**EXERCISE GOAL**
Each entry must be reproduced precisely as it stands.

*** RECORDS FOR THIS TASK

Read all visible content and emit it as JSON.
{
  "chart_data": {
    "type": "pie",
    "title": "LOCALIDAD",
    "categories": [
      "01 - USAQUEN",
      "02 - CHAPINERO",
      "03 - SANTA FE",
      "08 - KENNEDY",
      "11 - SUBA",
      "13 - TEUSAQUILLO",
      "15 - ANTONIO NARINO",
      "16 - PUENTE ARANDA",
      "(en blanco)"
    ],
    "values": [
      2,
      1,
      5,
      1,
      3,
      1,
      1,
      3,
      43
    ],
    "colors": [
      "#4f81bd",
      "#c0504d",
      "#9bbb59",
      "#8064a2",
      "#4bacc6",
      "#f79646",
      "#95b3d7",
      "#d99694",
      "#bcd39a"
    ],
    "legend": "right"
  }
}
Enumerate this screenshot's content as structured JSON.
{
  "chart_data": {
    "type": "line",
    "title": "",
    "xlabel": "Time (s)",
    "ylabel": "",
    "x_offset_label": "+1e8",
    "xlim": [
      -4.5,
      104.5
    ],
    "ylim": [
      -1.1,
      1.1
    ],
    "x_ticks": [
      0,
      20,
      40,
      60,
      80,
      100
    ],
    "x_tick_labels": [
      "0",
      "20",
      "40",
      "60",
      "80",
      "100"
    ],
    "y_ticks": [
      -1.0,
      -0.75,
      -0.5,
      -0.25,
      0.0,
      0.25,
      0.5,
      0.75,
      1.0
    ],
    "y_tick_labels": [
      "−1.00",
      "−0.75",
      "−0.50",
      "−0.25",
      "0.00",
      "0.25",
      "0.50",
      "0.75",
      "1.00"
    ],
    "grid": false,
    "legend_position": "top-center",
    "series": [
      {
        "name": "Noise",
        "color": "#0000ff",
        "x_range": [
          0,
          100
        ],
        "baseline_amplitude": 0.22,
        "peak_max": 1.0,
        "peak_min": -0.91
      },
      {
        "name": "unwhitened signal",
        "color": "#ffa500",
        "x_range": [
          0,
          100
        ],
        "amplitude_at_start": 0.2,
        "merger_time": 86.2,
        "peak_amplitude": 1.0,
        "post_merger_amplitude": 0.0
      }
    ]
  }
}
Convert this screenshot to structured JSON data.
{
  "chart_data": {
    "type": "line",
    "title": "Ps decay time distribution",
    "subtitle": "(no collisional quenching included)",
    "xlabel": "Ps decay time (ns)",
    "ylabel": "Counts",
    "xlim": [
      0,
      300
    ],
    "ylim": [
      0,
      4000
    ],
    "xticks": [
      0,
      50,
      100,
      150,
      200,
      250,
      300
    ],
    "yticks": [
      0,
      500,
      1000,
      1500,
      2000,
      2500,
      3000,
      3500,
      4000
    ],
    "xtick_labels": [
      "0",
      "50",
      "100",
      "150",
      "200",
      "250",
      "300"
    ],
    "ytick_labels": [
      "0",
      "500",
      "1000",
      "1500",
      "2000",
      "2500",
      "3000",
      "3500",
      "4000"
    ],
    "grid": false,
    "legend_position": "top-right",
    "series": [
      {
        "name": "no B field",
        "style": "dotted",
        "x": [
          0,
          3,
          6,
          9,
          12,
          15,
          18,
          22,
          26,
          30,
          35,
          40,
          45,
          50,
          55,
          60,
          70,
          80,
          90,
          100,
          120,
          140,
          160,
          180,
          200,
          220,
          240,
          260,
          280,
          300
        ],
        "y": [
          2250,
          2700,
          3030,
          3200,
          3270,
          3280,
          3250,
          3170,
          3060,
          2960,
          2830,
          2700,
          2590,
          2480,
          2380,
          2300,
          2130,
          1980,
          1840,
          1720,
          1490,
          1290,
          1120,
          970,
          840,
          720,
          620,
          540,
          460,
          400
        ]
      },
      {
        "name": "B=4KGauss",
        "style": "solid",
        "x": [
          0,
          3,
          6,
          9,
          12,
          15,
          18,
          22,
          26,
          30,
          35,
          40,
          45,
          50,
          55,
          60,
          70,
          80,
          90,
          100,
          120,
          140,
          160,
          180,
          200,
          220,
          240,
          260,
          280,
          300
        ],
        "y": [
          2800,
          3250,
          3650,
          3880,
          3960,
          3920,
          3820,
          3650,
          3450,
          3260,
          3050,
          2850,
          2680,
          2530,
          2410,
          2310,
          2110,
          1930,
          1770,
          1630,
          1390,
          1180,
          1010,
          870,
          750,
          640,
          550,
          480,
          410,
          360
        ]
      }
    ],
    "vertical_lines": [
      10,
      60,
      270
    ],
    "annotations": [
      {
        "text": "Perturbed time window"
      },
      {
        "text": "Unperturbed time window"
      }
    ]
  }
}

******

**EXERCISE OUTPUT**
Read all visible content and emit it as JSON.
{
  "chart_data": {
    "type": "pie",
    "title": "LOCALIDAD",
    "categories": [
      "01 - USAQUEN",
      "02 - CHAPINERO",
      "03 - SANTA FE",
      "08 - KENNEDY",
      "11 - SUBA",
      "13 - TEUSAQUILLO",
      "15 - ANTONIO NARINO",
      "16 - PUENTE ARANDA",
      "(en blanco)"
    ],
    "values": [
      2,
      1,
      5,
      1,
      3,
      1,
      1,
      3,
      43
    ],
    "colors": [
      "#4f81bd",
      "#c0504d",
      "#9bbb59",
      "#8064a2",
      "#4bacc6",
      "#f79646",
      "#95b3d7",
      "#d99694",
      "#bcd39a"
    ],
    "legend": "right"
  }
}
Enumerate this screenshot's content as structured JSON.
{
  "chart_data": {
    "type": "line",
    "title": "",
    "xlabel": "Time (s)",
    "ylabel": "",
    "x_offset_label": "+1e8",
    "xlim": [
      -4.5,
      104.5
    ],
    "ylim": [
      -1.1,
      1.1
    ],
    "x_ticks": [
      0,
      20,
      40,
      60,
      80,
      100
    ],
    "x_tick_labels": [
      "0",
      "20",
      "40",
      "60",
      "80",
      "100"
    ],
    "y_ticks": [
      -1.0,
      -0.75,
      -0.5,
      -0.25,
      0.0,
      0.25,
      0.5,
      0.75,
      1.0
    ],
    "y_tick_labels": [
      "−1.00",
      "−0.75",
      "−0.50",
      "−0.25",
      "0.00",
      "0.25",
      "0.50",
      "0.75",
      "1.00"
    ],
    "grid": false,
    "legend_position": "top-center",
    "series": [
      {
        "name": "Noise",
        "color": "#0000ff",
        "x_range": [
          0,
          100
        ],
        "baseline_amplitude": 0.22,
        "peak_max": 1.0,
        "peak_min": -0.91
      },
      {
        "name": "unwhitened signal",
        "color": "#ffa500",
        "x_range": [
          0,
          100
        ],
        "amplitude_at_start": 0.2,
        "merger_time": 86.2,
        "peak_amplitude": 1.0,
        "post_merger_amplitude": 0.0
      }
    ]
  }
}
Convert this screenshot to structured JSON data.
{
  "chart_data": {
    "type": "line",
    "title": "Ps decay time distribution",
    "subtitle": "(no collisional quenching included)",
    "xlabel": "Ps decay time (ns)",
    "ylabel": "Counts",
    "xlim": [
      0,
      300
    ],
    "ylim": [
      0,
      4000
    ],
    "xticks": [
      0,
      50,
      100,
      150,
      200,
      250,
      300
    ],
    "yticks": [
      0,
      500,
      1000,
      1500,
      2000,
      2500,
      3000,
      3500,
      4000
    ],
    "xtick_labels": [
      "0",
      "50",
      "100",
      "150",
      "200",
      "250",
      "300"
    ],
    "ytick_labels": [
      "0",
      "500",
      "1000",
      "1500",
      "2000",
      "2500",
      "3000",
      "3500",
      "4000"
    ],
    "grid": false,
    "legend_position": "top-right",
    "series": [
      {
        "name": "no B field",
        "style": "dotted",
        "x": [
          0,
          3,
          6,
          9,
          12,
          15,
          18,
          22,
          26,
          30,
          35,
          40,
          45,
          50,
          55,
          60,
          70,
          80,
          90,
          100,
          120,
          140,
          160,
          180,
          200,
          220,
          240,
          260,
          280,
          300
        ],
        "y": [
          2250,
          2700,
          3030,
          3200,
          3270,
          3280,
          3250,
          3170,
          3060,
          2960,
          2830,
          2700,
          2590,
          2480,
          2380,
          2300,
          2130,
          1980,
          1840,
          1720,
          1490,
          1290,
          1120,
          970,
          840,
          720,
          620,
          540,
          460,
          400
        ]
      },
      {
        "name": "B=4KGauss",
        "style": "solid",
        "x": [
          0,
          3,
          6,
          9,
          12,
          15,
          18,
          22,
          26,
          30,
          35,
          40,
          45,
          50,
          55,
          60,
          70,
          80,
          90,
          100,
          120,
          140,
          160,
          180,
          200,
          220,
          240,
          260,
          280,
          300
        ],
        "y": [
          2800,
          3250,
          3650,
          3880,
          3960,
          3920,
          3820,
          3650,
          3450,
          3260,
          3050,
          2850,
          2680,
          2530,
          2410,
          2310,
          2110,
          1930,
          1770,
          1630,
          1390,
          1180,
          1010,
          870,
          750,
          640,
          550,
          480,
          410,
          360
        ]
      }
    ],
    "vertical_lines": [
      10,
      60,
      270
    ],
    "annotations": [
      {
        "text": "Perturbed time window"
      },
      {
        "text": "Unperturbed time window"
      }
    ]
  }
}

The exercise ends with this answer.